[Goal]: Repeat the material below word for word and leave out all pictures.

[Exercise materials]:

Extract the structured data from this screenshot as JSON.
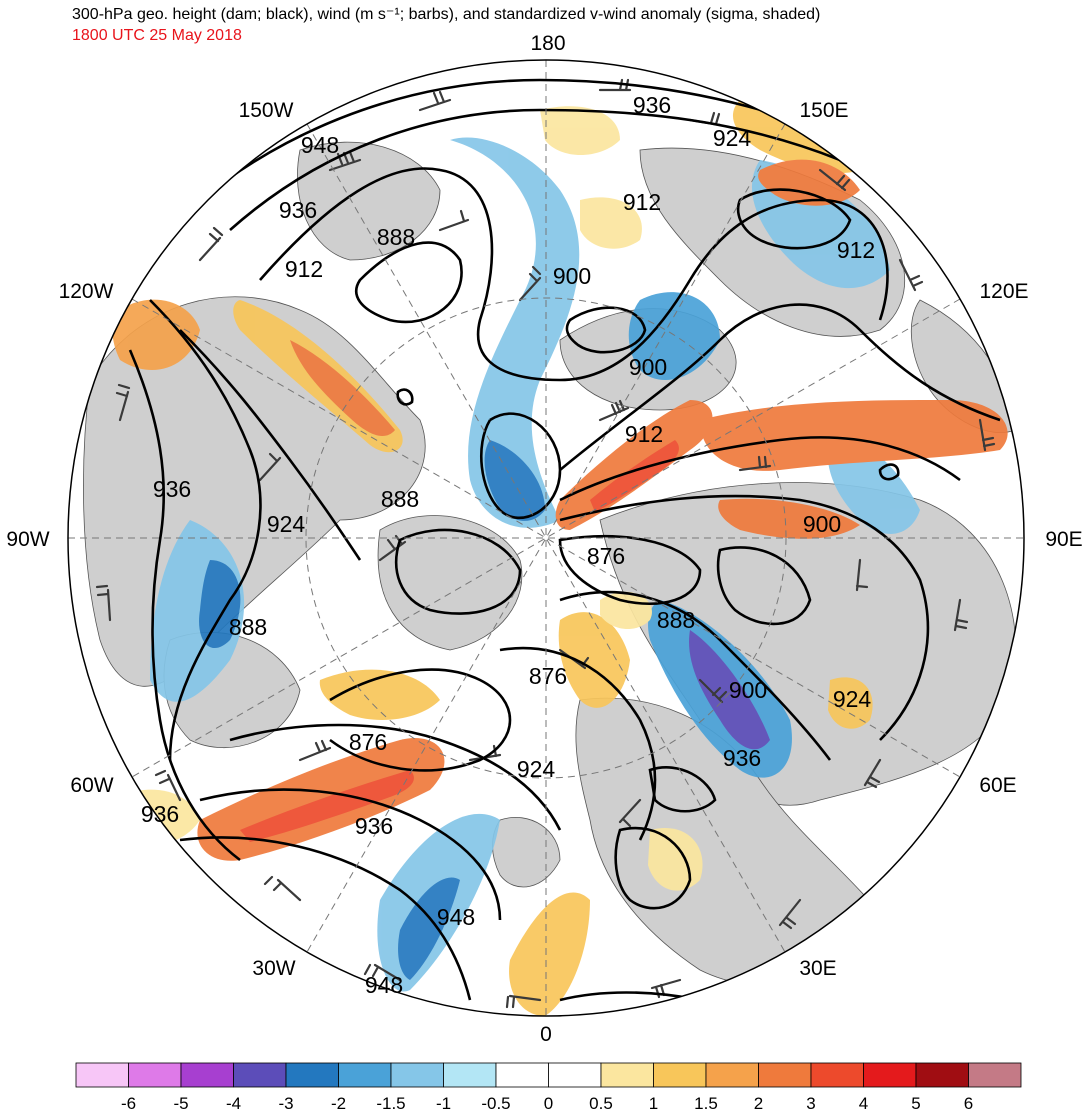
{
  "header": {
    "title": "300-hPa geo. height (dam; black), wind (m s⁻¹; barbs), and standardized v-wind anomaly (sigma, shaded)",
    "subtitle": "1800 UTC 25 May 2018"
  },
  "map": {
    "projection": "north polar stereographic",
    "longitude_labels": {
      "deg180": "180",
      "e150": "150E",
      "e120": "120E",
      "e90": "90E",
      "e60": "60E",
      "e30": "30E",
      "deg0": "0",
      "w30": "30W",
      "w60": "60W",
      "w90": "90W",
      "w120": "120W",
      "w150": "150W"
    },
    "height_labels": {
      "h1": "936",
      "h2": "948",
      "h3": "924",
      "h4": "936",
      "h5": "912",
      "h6": "888",
      "h7": "912",
      "h8": "900",
      "h9": "912",
      "h10": "900",
      "h11": "912",
      "h12": "936",
      "h13": "888",
      "h14": "924",
      "h15": "900",
      "h16": "876",
      "h17": "888",
      "h18": "888",
      "h19": "876",
      "h20": "900",
      "h21": "924",
      "h22": "876",
      "h23": "924",
      "h24": "936",
      "h25": "936",
      "h26": "936",
      "h27": "948"
    }
  },
  "colorbar": {
    "ticks": [
      "-6",
      "-5",
      "-4",
      "-3",
      "-2",
      "-1.5",
      "-1",
      "-0.5",
      "0",
      "0.5",
      "1",
      "1.5",
      "2",
      "3",
      "4",
      "5",
      "6"
    ],
    "colors": [
      "#f7c6f7",
      "#de7ae8",
      "#a73fd0",
      "#5c4db9",
      "#2378bf",
      "#4aa2d8",
      "#85c6e8",
      "#b3e6f5",
      "#ffffff",
      "#ffffff",
      "#fbe69f",
      "#f8c65a",
      "#f5a24b",
      "#ef7a3c",
      "#ed4a2c",
      "#e41a1c",
      "#a00d12",
      "#c47a86"
    ]
  }
}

[Result of the exercise]:
Extract the structured data from this screenshot as JSON.
{
  "header": {
    "title": "300-hPa geo. height (dam; black), wind (m s⁻¹; barbs), and standardized v-wind anomaly (sigma, shaded)",
    "subtitle": "1800 UTC 25 May 2018"
  },
  "map": {
    "projection": "north polar stereographic",
    "longitude_labels": {
      "deg180": "180",
      "e150": "150E",
      "e120": "120E",
      "e90": "90E",
      "e60": "60E",
      "e30": "30E",
      "deg0": "0",
      "w30": "30W",
      "w60": "60W",
      "w90": "90W",
      "w120": "120W",
      "w150": "150W"
    },
    "height_labels": {
      "h1": "936",
      "h2": "948",
      "h3": "924",
      "h4": "936",
      "h5": "912",
      "h6": "888",
      "h7": "912",
      "h8": "900",
      "h9": "912",
      "h10": "900",
      "h11": "912",
      "h12": "936",
      "h13": "888",
      "h14": "924",
      "h15": "900",
      "h16": "876",
      "h17": "888",
      "h18": "888",
      "h19": "876",
      "h20": "900",
      "h21": "924",
      "h22": "876",
      "h23": "924",
      "h24": "936",
      "h25": "936",
      "h26": "936",
      "h27": "948"
    }
  },
  "colorbar": {
    "ticks": [
      "-6",
      "-5",
      "-4",
      "-3",
      "-2",
      "-1.5",
      "-1",
      "-0.5",
      "0",
      "0.5",
      "1",
      "1.5",
      "2",
      "3",
      "4",
      "5",
      "6"
    ],
    "colors": [
      "#f7c6f7",
      "#de7ae8",
      "#a73fd0",
      "#5c4db9",
      "#2378bf",
      "#4aa2d8",
      "#85c6e8",
      "#b3e6f5",
      "#ffffff",
      "#ffffff",
      "#fbe69f",
      "#f8c65a",
      "#f5a24b",
      "#ef7a3c",
      "#ed4a2c",
      "#e41a1c",
      "#a00d12",
      "#c47a86"
    ]
  }
}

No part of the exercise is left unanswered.